** start of RECORDS FOR THIS TASK **
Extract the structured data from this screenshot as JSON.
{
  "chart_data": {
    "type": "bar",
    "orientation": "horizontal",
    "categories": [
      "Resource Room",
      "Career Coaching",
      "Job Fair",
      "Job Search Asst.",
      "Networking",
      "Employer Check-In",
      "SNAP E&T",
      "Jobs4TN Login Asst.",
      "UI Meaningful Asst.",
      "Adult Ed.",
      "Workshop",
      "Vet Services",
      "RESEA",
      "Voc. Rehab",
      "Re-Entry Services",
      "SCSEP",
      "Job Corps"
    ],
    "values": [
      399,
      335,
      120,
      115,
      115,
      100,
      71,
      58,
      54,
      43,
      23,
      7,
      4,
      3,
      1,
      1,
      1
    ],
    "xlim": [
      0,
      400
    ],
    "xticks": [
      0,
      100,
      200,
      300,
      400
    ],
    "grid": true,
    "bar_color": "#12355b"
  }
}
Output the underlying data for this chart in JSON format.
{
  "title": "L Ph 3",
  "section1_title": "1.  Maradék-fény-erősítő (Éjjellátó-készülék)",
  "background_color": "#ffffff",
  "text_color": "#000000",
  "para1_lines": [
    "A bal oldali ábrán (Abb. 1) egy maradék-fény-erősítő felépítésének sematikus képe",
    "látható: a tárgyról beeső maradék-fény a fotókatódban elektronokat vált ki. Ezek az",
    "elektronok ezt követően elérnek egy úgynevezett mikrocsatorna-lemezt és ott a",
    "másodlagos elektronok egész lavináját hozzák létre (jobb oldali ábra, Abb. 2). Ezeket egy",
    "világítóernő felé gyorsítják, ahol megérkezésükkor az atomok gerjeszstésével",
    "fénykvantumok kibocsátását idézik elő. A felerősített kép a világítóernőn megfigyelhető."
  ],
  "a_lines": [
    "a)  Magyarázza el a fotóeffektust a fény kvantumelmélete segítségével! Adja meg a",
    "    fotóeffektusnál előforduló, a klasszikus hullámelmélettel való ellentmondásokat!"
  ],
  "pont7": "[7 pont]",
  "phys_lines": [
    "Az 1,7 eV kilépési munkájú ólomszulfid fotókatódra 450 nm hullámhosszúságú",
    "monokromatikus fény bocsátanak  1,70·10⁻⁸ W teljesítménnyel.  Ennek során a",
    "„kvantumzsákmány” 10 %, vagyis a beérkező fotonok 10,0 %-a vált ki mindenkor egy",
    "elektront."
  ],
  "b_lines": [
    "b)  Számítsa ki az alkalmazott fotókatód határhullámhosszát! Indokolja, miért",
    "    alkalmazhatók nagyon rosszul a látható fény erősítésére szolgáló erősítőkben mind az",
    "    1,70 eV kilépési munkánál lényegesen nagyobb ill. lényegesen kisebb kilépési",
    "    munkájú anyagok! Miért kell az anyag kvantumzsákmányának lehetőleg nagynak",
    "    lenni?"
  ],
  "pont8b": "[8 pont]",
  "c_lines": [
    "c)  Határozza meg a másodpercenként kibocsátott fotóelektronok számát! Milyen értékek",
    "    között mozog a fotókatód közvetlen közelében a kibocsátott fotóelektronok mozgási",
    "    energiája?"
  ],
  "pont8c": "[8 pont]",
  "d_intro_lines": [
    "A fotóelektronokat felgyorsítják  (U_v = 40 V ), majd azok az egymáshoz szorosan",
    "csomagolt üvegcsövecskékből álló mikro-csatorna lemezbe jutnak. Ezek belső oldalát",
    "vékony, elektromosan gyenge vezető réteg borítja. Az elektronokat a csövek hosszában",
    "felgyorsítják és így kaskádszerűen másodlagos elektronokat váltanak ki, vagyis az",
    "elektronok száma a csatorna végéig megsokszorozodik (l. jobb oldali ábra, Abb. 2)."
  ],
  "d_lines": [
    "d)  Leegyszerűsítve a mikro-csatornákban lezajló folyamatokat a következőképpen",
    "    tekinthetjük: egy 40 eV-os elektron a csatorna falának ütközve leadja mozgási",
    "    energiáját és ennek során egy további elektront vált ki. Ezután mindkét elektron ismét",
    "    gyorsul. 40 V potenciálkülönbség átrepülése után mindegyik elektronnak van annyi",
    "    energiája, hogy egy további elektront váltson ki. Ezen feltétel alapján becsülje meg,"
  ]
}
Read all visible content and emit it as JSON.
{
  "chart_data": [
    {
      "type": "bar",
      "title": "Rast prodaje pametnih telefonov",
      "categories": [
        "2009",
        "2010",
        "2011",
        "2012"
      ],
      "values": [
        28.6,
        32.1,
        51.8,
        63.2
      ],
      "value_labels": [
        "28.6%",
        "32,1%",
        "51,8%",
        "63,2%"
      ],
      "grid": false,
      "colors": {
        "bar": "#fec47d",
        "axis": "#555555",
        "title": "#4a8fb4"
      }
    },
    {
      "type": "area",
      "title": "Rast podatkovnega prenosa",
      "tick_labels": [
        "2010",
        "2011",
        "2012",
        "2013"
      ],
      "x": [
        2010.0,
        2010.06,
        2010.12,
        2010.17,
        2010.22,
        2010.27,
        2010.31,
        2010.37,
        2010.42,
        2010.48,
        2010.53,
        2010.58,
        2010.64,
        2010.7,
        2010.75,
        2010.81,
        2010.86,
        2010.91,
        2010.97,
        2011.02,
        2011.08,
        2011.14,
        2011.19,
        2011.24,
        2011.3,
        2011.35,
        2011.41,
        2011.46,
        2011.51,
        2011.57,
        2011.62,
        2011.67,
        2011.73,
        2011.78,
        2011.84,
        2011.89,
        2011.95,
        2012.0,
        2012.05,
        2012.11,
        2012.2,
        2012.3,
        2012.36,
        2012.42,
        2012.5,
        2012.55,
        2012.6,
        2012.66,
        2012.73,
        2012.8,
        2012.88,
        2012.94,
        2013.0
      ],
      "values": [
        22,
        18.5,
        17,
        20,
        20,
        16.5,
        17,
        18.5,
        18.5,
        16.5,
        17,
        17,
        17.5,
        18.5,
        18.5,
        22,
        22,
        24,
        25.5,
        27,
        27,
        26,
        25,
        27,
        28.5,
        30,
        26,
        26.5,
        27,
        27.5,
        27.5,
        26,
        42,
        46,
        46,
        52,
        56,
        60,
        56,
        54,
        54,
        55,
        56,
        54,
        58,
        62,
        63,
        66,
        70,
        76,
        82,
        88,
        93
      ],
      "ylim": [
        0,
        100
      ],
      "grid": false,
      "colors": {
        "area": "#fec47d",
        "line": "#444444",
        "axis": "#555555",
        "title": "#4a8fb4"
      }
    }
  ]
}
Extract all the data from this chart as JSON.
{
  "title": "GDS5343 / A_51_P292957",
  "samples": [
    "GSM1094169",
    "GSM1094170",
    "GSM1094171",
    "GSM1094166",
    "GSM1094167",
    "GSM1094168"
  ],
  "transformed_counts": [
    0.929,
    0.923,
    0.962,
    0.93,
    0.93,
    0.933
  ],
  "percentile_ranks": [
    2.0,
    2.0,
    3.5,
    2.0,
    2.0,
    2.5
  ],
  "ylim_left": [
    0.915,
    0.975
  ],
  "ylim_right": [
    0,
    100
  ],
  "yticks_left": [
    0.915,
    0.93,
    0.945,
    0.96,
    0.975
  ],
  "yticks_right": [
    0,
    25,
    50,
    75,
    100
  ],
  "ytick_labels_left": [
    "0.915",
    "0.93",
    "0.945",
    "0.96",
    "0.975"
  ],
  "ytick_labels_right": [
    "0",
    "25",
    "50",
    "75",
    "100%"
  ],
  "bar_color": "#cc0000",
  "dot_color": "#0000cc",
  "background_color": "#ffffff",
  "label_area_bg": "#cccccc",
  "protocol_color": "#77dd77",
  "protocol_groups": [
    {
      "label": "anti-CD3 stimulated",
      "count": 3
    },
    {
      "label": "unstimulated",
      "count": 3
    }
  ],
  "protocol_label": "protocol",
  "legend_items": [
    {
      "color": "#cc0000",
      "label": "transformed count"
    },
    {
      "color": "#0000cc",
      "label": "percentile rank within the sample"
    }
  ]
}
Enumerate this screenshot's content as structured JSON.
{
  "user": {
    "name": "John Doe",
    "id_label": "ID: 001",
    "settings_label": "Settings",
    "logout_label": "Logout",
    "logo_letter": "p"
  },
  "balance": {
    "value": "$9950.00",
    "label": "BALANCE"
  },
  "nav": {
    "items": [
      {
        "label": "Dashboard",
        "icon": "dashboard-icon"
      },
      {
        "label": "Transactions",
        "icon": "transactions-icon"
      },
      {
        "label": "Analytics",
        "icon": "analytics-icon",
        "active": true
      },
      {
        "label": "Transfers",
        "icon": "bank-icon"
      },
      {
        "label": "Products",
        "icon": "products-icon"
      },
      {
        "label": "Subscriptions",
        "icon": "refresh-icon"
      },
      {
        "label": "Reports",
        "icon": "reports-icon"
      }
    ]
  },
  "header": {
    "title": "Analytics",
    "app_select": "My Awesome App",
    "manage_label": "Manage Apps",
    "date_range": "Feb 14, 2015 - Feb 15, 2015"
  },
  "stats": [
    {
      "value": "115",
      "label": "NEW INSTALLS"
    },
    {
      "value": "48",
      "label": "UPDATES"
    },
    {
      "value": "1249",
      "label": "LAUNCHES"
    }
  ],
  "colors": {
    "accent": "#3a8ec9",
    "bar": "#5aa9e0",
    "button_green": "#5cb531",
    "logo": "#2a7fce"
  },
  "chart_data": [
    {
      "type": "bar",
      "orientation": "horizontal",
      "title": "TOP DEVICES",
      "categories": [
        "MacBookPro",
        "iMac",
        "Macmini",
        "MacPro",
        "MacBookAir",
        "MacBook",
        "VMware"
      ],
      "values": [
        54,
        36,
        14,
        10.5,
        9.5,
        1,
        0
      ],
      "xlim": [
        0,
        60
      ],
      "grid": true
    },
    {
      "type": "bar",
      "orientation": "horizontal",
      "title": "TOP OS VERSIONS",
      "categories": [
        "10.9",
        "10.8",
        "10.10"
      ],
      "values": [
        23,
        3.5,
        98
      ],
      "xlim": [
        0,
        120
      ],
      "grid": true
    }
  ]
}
** end of RECORDS FOR THIS TASK **
Using the listing, say how many lines include the word "content", and add nothing else.

THE REPLY: 2